-- BEGIN RECORDS FOR THE TASK --

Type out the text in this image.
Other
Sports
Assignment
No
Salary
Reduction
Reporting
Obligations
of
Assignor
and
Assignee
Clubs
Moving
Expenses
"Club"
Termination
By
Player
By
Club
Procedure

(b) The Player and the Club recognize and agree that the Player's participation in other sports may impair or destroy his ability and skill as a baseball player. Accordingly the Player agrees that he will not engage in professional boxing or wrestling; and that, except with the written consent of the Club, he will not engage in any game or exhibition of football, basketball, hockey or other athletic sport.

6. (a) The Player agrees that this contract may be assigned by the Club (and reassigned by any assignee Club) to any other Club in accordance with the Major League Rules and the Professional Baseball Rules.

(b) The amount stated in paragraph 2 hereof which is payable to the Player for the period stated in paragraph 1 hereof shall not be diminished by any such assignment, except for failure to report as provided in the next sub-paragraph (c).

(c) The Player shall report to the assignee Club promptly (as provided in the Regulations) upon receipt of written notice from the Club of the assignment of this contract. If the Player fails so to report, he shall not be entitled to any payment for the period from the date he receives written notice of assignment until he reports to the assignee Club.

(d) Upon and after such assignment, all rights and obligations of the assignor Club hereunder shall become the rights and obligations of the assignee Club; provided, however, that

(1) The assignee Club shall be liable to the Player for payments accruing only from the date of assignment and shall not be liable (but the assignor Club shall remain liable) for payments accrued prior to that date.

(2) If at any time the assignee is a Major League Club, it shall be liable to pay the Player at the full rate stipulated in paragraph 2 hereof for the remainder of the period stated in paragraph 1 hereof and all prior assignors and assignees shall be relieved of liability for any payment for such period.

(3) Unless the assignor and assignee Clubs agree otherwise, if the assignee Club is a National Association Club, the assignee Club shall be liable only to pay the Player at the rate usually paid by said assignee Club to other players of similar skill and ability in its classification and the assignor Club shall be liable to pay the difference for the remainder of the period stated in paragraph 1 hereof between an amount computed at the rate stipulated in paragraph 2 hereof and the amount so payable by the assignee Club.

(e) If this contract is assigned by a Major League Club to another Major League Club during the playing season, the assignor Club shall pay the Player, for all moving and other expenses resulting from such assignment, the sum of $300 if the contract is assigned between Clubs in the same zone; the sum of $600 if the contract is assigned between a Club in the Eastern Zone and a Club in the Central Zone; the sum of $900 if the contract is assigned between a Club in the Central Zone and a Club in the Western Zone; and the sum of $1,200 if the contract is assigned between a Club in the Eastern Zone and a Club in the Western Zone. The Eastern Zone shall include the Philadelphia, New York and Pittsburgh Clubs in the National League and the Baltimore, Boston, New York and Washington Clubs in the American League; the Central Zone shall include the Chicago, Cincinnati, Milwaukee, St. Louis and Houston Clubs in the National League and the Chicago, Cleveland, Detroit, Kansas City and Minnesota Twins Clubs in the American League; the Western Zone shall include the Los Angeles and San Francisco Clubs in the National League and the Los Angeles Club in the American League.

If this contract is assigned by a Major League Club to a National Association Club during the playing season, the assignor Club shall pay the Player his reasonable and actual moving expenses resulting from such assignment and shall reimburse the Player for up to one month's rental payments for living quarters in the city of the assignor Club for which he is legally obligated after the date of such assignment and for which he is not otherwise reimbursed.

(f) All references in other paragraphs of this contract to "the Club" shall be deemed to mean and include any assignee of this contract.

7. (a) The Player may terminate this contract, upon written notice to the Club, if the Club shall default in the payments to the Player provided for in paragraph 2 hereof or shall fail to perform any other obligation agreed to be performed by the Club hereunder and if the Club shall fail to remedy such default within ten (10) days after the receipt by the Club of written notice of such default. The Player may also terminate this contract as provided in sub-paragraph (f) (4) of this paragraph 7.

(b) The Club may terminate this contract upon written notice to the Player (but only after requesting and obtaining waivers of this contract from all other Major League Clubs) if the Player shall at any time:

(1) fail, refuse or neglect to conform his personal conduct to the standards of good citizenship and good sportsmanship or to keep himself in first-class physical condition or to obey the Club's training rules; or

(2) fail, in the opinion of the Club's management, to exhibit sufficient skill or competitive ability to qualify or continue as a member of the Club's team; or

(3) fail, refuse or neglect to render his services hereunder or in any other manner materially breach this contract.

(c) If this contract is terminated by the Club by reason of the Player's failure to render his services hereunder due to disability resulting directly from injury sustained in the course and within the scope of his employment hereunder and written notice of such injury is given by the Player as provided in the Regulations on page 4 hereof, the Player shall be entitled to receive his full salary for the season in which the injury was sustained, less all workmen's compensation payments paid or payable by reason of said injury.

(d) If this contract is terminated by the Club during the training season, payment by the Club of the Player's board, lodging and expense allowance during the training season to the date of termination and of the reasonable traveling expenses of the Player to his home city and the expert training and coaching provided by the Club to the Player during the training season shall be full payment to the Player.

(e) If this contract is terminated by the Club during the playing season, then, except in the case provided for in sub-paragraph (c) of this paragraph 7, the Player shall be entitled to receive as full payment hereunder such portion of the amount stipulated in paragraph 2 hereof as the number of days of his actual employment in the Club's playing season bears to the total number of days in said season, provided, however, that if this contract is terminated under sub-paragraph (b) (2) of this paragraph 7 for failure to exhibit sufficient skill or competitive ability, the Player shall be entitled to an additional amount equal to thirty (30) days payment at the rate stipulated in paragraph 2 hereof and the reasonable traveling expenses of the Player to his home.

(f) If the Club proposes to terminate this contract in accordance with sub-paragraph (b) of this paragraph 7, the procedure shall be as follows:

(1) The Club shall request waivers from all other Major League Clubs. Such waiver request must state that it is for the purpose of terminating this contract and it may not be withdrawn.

-- END RECORDS FOR THE TASK --

■ DO THIS ■
All the entries above need to be reproduced exactly.

■ SOLUTION FOR THIS PROBLEM ■
Type out the text in this image.
Other
Sports
Assignment
No
Salary
Reduction
Reporting
Obligations
of
Assignor
and
Assignee
Clubs
Moving
Expenses
"Club"
Termination
By
Player
By
Club
Procedure

(b) The Player and the Club recognize and agree that the Player's participation in other sports may impair or destroy his ability and skill as a baseball player. Accordingly the Player agrees that he will not engage in professional boxing or wrestling; and that, except with the written consent of the Club, he will not engage in any game or exhibition of football, basketball, hockey or other athletic sport.

6. (a) The Player agrees that this contract may be assigned by the Club (and reassigned by any assignee Club) to any other Club in accordance with the Major League Rules and the Professional Baseball Rules.

(b) The amount stated in paragraph 2 hereof which is payable to the Player for the period stated in paragraph 1 hereof shall not be diminished by any such assignment, except for failure to report as provided in the next sub-paragraph (c).

(c) The Player shall report to the assignee Club promptly (as provided in the Regulations) upon receipt of written notice from the Club of the assignment of this contract. If the Player fails so to report, he shall not be entitled to any payment for the period from the date he receives written notice of assignment until he reports to the assignee Club.

(d) Upon and after such assignment, all rights and obligations of the assignor Club hereunder shall become the rights and obligations of the assignee Club; provided, however, that

(1) The assignee Club shall be liable to the Player for payments accruing only from the date of assignment and shall not be liable (but the assignor Club shall remain liable) for payments accrued prior to that date.

(2) If at any time the assignee is a Major League Club, it shall be liable to pay the Player at the full rate stipulated in paragraph 2 hereof for the remainder of the period stated in paragraph 1 hereof and all prior assignors and assignees shall be relieved of liability for any payment for such period.

(3) Unless the assignor and assignee Clubs agree otherwise, if the assignee Club is a National Association Club, the assignee Club shall be liable only to pay the Player at the rate usually paid by said assignee Club to other players of similar skill and ability in its classification and the assignor Club shall be liable to pay the difference for the remainder of the period stated in paragraph 1 hereof between an amount computed at the rate stipulated in paragraph 2 hereof and the amount so payable by the assignee Club.

(e) If this contract is assigned by a Major League Club to another Major League Club during the playing season, the assignor Club shall pay the Player, for all moving and other expenses resulting from such assignment, the sum of $300 if the contract is assigned between Clubs in the same zone; the sum of $600 if the contract is assigned between a Club in the Eastern Zone and a Club in the Central Zone; the sum of $900 if the contract is assigned between a Club in the Central Zone and a Club in the Western Zone; and the sum of $1,200 if the contract is assigned between a Club in the Eastern Zone and a Club in the Western Zone. The Eastern Zone shall include the Philadelphia, New York and Pittsburgh Clubs in the National League and the Baltimore, Boston, New York and Washington Clubs in the American League; the Central Zone shall include the Chicago, Cincinnati, Milwaukee, St. Louis and Houston Clubs in the National League and the Chicago, Cleveland, Detroit, Kansas City and Minnesota Twins Clubs in the American League; the Western Zone shall include the Los Angeles and San Francisco Clubs in the National League and the Los Angeles Club in the American League.

If this contract is assigned by a Major League Club to a National Association Club during the playing season, the assignor Club shall pay the Player his reasonable and actual moving expenses resulting from such assignment and shall reimburse the Player for up to one month's rental payments for living quarters in the city of the assignor Club for which he is legally obligated after the date of such assignment and for which he is not otherwise reimbursed.

(f) All references in other paragraphs of this contract to "the Club" shall be deemed to mean and include any assignee of this contract.

7. (a) The Player may terminate this contract, upon written notice to the Club, if the Club shall default in the payments to the Player provided for in paragraph 2 hereof or shall fail to perform any other obligation agreed to be performed by the Club hereunder and if the Club shall fail to remedy such default within ten (10) days after the receipt by the Club of written notice of such default. The Player may also terminate this contract as provided in sub-paragraph (f) (4) of this paragraph 7.

(b) The Club may terminate this contract upon written notice to the Player (but only after requesting and obtaining waivers of this contract from all other Major League Clubs) if the Player shall at any time:

(1) fail, refuse or neglect to conform his personal conduct to the standards of good citizenship and good sportsmanship or to keep himself in first-class physical condition or to obey the Club's training rules; or

(2) fail, in the opinion of the Club's management, to exhibit sufficient skill or competitive ability to qualify or continue as a member of the Club's team; or

(3) fail, refuse or neglect to render his services hereunder or in any other manner materially breach this contract.

(c) If this contract is terminated by the Club by reason of the Player's failure to render his services hereunder due to disability resulting directly from injury sustained in the course and within the scope of his employment hereunder and written notice of such injury is given by the Player as provided in the Regulations on page 4 hereof, the Player shall be entitled to receive his full salary for the season in which the injury was sustained, less all workmen's compensation payments paid or payable by reason of said injury.

(d) If this contract is terminated by the Club during the training season, payment by the Club of the Player's board, lodging and expense allowance during the training season to the date of termination and of the reasonable traveling expenses of the Player to his home city and the expert training and coaching provided by the Club to the Player during the training season shall be full payment to the Player.

(e) If this contract is terminated by the Club during the playing season, then, except in the case provided for in sub-paragraph (c) of this paragraph 7, the Player shall be entitled to receive as full payment hereunder such portion of the amount stipulated in paragraph 2 hereof as the number of days of his actual employment in the Club's playing season bears to the total number of days in said season, provided, however, that if this contract is terminated under sub-paragraph (b) (2) of this paragraph 7 for failure to exhibit sufficient skill or competitive ability, the Player shall be entitled to an additional amount equal to thirty (30) days payment at the rate stipulated in paragraph 2 hereof and the reasonable traveling expenses of the Player to his home.

(f) If the Club proposes to terminate this contract in accordance with sub-paragraph (b) of this paragraph 7, the procedure shall be as follows:

(1) The Club shall request waivers from all other Major League Clubs. Such waiver request must state that it is for the purpose of terminating this contract and it may not be withdrawn.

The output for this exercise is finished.